→ **Work instructions**
In the article below about the dispute over AISH, by what percentage did the number of AISH recipients grow between March 2023 and March 2024?

(Passage provided)

Why an MLA Is Calling Out the Premier Over Alberta's Most Vulnerable
MLA demands data after Premier suggests people move here for benefits.
[CALGARY, AB] — When Premier Danielle Smith suggested last year that some people might be moving to Alberta specifically for disability benefits, it sparked the kind of political friction that cuts deeper than budget debates. Now, MLA Sharif Haji is demanding she show the receipts.
The controversy centers on AISH—the Assured Income for the Severely Handicapped program that provides up to $1,940 monthly to Alberta's most vulnerable residents. With Alberta's population exploding by over 200,000 people between late 2022 and 2023 (a staggering 4.4% jump, the highest in the country), Smith framed rising social service costs as partly driven by benefit-seekers crossing provincial lines.
But Haji's calling that narrative what it is: a deflection that scapegoats disabled Albertans instead of acknowledging the reality of managing Canada's fastest-growing province.
The Numbers Don't Match the Narrative
Here's where Smith's implication falls apart: while Alberta's population surged by 4.4%, AISH recipients grew by just 3.8%—adding 2,800 people to reach 76,000 total recipients between March 2023 and March 2024. That's slower than overall population growth, not faster.
In other words, disabled Albertans aren't flooding into the province at disproportionate rates. They're growing at roughly the same pace as everyone else chasing jobs, affordable housing, and Alberta's economic boom. The math simply doesn't support the 'welfare magnet' theory.
Haji's demand is straightforward: if the Premier is going to suggest that AISH is driving migration pressure, she needs to produce data showing a spike that actually exceeds population trends. So far, that data doesn't exist—because the Ministry of Seniors, Community and Social Services' own numbers contradict the claim.

(End Passage provided)
(Information supplied)

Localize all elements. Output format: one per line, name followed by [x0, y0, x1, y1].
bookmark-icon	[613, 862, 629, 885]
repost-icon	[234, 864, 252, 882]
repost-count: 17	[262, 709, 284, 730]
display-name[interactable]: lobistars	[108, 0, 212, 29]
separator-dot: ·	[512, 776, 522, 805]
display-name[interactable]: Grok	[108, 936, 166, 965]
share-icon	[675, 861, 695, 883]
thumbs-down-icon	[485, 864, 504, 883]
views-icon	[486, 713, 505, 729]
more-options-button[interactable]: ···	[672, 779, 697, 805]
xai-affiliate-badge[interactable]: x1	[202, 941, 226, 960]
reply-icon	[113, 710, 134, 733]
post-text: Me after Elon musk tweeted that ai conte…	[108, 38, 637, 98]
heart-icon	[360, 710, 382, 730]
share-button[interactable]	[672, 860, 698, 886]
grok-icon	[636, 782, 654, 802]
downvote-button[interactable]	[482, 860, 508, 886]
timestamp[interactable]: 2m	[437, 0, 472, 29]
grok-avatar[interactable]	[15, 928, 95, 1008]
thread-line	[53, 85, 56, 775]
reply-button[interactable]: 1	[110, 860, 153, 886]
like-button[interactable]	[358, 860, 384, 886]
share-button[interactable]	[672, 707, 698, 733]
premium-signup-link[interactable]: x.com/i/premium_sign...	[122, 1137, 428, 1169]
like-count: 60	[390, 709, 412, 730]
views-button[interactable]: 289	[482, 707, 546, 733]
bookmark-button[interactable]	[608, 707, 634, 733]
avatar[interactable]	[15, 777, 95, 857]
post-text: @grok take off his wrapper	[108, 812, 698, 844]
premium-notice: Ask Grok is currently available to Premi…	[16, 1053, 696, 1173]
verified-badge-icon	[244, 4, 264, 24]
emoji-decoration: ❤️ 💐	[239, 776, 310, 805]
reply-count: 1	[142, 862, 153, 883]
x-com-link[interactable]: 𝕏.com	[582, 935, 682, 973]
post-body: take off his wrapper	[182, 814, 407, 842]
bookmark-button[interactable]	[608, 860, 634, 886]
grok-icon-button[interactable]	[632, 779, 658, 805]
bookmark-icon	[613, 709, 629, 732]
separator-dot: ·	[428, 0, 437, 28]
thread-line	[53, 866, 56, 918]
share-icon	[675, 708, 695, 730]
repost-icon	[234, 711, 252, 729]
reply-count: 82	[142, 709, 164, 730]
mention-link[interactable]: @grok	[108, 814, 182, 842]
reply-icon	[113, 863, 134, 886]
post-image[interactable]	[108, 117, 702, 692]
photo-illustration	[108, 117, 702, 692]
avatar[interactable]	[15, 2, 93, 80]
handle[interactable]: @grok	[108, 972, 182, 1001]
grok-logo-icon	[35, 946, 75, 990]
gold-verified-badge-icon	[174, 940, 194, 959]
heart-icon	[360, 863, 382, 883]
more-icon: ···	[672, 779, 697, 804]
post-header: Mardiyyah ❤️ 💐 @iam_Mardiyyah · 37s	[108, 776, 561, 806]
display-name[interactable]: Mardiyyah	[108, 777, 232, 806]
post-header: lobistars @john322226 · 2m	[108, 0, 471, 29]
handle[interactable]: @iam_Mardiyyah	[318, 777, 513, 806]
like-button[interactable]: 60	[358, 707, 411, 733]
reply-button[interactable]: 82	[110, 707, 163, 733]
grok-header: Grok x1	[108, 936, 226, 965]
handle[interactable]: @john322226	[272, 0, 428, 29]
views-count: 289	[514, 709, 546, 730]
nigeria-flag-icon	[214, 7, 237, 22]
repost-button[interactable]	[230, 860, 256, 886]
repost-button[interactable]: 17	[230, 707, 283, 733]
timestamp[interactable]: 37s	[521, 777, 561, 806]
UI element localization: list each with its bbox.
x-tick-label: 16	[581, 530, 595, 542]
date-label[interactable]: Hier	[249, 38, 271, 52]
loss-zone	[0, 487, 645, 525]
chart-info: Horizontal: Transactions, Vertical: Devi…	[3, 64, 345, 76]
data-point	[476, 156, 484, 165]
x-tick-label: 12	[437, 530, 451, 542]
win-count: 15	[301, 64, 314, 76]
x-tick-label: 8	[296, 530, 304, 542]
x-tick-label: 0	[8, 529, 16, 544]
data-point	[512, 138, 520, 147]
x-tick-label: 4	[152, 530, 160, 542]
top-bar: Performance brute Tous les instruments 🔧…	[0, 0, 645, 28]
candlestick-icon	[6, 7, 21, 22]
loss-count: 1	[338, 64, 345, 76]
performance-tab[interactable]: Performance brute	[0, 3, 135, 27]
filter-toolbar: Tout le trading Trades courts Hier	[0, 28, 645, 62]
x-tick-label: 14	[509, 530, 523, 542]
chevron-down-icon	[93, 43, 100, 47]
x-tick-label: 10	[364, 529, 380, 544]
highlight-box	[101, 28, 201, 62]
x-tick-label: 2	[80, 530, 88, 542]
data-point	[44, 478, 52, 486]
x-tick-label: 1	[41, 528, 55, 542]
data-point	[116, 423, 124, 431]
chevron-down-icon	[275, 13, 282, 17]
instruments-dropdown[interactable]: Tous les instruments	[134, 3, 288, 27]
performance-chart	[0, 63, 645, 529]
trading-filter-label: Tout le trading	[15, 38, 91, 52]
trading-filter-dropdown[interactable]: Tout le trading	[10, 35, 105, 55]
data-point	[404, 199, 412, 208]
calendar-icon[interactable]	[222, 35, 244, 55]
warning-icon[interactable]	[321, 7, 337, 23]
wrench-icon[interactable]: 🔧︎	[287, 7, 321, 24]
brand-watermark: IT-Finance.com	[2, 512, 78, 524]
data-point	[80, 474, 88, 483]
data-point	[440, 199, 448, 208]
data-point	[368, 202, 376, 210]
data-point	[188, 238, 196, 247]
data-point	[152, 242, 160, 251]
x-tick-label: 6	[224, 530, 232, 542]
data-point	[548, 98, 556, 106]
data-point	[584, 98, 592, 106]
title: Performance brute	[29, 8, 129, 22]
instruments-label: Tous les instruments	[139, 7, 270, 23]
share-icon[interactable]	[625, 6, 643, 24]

(End Information supplied)

→ **Answer to this problem**
AISH recipients grew by 3.8%.